• **Input records**:
============
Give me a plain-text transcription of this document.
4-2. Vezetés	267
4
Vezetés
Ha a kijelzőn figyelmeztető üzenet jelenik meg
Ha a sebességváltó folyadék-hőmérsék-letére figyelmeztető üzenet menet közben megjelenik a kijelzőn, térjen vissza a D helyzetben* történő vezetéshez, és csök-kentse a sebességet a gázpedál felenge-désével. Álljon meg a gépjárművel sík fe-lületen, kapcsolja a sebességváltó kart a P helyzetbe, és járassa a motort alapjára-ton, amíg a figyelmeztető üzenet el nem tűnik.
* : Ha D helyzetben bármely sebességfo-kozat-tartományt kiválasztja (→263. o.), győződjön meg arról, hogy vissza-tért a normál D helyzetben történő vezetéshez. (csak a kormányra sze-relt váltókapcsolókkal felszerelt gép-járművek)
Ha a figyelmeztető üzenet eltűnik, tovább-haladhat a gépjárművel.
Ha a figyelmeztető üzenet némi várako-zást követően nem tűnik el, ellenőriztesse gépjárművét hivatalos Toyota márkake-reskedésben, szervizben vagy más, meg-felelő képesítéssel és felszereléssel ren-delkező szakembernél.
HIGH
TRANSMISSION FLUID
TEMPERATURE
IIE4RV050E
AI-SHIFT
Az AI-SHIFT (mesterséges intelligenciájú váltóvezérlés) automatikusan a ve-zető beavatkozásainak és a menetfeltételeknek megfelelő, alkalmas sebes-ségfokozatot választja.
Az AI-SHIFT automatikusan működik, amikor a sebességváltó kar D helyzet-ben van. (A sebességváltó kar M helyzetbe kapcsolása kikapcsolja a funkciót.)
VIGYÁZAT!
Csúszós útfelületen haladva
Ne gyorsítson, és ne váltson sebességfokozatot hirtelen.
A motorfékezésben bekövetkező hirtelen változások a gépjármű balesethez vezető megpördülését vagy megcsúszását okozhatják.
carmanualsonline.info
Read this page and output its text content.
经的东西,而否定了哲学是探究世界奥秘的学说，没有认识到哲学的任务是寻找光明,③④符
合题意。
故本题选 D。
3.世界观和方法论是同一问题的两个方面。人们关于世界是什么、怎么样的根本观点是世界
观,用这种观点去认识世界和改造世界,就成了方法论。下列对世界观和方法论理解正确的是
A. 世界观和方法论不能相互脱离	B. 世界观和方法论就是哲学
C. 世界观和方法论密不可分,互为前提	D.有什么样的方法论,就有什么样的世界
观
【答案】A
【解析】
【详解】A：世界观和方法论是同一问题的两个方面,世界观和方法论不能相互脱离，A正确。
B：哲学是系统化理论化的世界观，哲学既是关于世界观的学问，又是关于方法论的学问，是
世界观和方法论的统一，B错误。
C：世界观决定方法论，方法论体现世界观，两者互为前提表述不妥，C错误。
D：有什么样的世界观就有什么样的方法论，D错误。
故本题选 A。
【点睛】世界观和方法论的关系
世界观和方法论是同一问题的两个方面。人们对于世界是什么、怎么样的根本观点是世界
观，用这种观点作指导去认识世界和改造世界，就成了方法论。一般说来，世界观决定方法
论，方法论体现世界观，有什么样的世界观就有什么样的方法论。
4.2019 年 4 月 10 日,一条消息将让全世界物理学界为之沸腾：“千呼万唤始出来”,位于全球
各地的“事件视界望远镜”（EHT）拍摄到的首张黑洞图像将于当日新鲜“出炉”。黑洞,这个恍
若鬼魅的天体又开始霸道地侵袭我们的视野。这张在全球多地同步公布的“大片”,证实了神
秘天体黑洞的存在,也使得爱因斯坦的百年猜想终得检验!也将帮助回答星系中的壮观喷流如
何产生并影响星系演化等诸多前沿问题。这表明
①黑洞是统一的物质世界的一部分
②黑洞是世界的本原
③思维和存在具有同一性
============
Take every line from the records above that has the word "怎么样的根本观点是世界" and copy it.

• **Output for this exercise**:
3.世界观和方法论是同一问题的两个方面。人们关于世界是什么、怎么样的根本观点是世界
世界观和方法论是同一问题的两个方面。人们对于世界是什么、怎么样的根本观点是世界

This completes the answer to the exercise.